[Start]

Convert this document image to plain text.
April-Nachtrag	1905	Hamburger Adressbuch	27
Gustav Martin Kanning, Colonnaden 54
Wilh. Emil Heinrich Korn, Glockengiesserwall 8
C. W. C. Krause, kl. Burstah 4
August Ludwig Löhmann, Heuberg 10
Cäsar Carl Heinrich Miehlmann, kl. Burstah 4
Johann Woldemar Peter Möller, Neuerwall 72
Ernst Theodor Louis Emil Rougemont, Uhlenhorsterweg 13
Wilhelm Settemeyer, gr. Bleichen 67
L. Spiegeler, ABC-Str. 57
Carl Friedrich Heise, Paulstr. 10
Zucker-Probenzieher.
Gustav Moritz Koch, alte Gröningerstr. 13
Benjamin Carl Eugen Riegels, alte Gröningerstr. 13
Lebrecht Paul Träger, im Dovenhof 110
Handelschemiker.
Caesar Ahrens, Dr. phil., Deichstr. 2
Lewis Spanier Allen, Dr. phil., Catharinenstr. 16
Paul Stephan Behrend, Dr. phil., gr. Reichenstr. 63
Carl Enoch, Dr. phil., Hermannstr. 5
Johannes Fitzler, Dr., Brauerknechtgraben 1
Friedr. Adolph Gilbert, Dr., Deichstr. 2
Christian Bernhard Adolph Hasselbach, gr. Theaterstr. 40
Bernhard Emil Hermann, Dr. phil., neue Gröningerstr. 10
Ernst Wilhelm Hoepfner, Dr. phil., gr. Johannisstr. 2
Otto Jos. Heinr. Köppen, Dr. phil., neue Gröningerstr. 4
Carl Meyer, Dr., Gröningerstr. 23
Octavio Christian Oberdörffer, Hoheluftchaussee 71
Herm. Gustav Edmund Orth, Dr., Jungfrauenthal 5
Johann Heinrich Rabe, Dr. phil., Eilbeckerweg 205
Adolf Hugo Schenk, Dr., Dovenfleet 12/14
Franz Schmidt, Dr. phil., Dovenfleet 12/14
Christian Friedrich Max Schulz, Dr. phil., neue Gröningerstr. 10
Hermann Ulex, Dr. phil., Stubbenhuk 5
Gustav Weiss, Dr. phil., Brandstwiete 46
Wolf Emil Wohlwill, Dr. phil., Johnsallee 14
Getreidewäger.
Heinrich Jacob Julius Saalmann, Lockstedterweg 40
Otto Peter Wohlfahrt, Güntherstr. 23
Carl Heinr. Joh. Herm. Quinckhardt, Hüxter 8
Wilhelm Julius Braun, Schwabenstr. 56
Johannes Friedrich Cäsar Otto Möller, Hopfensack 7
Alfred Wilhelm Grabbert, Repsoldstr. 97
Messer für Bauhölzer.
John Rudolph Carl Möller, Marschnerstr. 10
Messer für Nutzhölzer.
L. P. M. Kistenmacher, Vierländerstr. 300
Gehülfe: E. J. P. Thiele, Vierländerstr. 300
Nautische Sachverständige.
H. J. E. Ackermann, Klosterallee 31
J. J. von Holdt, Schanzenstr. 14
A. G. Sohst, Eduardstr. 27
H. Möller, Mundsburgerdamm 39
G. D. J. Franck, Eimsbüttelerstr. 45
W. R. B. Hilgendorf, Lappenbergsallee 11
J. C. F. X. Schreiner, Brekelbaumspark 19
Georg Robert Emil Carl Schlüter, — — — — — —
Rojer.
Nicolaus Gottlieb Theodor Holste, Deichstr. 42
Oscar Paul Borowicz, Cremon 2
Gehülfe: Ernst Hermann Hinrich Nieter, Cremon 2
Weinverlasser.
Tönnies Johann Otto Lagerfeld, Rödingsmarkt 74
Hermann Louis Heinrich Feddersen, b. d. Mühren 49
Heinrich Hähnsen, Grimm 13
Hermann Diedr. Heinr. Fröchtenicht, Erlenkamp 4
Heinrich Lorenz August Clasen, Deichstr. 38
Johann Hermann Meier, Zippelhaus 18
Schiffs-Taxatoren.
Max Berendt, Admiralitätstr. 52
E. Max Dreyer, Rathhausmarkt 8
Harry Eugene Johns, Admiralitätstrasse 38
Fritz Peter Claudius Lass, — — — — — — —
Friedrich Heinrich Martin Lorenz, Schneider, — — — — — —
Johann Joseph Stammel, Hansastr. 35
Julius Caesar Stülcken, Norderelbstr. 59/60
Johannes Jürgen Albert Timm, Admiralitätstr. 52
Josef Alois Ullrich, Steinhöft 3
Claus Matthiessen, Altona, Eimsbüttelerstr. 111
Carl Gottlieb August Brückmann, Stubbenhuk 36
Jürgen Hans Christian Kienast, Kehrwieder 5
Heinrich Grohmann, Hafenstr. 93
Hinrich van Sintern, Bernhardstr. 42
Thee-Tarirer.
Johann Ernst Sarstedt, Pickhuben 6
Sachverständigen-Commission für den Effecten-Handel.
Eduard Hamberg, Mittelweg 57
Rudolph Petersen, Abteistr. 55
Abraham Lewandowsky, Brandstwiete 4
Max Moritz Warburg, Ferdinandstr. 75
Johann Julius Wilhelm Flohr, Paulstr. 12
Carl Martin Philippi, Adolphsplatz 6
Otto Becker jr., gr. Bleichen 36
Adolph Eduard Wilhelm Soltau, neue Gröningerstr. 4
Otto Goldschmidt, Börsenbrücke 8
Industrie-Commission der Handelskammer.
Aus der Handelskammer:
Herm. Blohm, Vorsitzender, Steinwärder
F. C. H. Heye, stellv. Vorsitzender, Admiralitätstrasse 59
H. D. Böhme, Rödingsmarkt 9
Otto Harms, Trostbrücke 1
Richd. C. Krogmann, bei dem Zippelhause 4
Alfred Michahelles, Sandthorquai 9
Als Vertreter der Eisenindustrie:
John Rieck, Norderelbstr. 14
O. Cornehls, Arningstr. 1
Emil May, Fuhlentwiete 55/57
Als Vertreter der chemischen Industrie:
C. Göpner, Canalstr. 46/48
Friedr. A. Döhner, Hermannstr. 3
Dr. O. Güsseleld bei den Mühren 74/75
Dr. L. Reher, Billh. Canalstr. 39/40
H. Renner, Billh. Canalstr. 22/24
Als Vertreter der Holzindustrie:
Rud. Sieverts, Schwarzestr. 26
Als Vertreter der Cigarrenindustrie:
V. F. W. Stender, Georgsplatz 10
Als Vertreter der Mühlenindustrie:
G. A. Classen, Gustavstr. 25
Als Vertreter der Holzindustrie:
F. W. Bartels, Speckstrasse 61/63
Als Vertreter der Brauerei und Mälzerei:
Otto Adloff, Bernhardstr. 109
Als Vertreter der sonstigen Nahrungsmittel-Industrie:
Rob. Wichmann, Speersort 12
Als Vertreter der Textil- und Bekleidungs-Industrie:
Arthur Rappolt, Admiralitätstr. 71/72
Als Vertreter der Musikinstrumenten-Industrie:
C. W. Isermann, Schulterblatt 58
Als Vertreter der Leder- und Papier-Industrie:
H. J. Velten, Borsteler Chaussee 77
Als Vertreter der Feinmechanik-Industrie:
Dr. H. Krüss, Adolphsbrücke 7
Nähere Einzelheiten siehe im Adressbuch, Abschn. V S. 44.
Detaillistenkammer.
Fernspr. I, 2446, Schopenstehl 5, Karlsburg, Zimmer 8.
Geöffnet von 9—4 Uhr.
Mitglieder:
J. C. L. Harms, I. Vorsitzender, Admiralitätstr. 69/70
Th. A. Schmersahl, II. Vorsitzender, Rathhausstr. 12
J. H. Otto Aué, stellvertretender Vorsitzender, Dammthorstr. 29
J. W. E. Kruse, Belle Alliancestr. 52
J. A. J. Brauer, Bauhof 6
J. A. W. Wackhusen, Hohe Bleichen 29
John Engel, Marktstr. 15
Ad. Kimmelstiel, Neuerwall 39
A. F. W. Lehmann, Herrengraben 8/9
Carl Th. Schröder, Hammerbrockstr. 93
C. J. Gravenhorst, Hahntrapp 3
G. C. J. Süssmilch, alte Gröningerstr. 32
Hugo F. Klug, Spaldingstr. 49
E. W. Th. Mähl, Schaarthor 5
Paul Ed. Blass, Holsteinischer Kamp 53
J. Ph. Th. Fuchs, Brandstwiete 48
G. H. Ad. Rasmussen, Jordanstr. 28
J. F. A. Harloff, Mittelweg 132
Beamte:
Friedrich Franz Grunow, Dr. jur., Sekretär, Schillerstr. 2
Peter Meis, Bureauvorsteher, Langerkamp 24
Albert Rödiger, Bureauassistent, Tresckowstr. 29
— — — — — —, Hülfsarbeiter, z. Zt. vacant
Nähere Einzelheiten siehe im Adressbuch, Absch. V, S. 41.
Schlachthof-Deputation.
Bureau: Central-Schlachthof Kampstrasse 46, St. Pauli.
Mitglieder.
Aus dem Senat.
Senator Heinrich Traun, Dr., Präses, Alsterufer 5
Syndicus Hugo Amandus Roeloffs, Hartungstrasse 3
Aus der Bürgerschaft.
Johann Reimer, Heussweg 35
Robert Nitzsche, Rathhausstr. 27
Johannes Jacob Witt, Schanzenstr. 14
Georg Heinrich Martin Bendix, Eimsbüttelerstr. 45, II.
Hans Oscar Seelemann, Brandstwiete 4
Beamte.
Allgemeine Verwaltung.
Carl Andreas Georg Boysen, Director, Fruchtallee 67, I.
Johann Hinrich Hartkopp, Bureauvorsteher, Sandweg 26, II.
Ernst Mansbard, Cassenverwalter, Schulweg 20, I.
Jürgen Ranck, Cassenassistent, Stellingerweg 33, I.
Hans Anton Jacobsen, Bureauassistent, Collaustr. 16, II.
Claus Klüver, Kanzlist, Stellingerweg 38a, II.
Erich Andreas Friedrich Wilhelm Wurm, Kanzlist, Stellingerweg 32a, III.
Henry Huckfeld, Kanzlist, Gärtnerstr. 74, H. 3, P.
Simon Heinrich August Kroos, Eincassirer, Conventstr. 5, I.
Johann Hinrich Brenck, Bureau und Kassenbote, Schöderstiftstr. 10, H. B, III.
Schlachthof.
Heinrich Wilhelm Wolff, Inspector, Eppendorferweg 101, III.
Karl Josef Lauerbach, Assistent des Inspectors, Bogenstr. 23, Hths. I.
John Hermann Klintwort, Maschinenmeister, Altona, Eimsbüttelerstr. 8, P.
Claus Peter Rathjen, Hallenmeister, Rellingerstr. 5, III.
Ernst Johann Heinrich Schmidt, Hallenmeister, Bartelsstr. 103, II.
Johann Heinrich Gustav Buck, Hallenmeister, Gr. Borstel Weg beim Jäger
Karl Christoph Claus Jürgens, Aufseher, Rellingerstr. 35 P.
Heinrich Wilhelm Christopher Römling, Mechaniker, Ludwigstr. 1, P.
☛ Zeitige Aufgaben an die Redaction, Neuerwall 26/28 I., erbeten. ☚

[End]

*WRITTEN EXERCISE*.
Pull out every line in the material above where "Dovenfleet" occurs.

*RESULT*.
Adolf Hugo Schenk, Dr., Dovenfleet 12/14
Franz Schmidt, Dr. phil., Dovenfleet 12/14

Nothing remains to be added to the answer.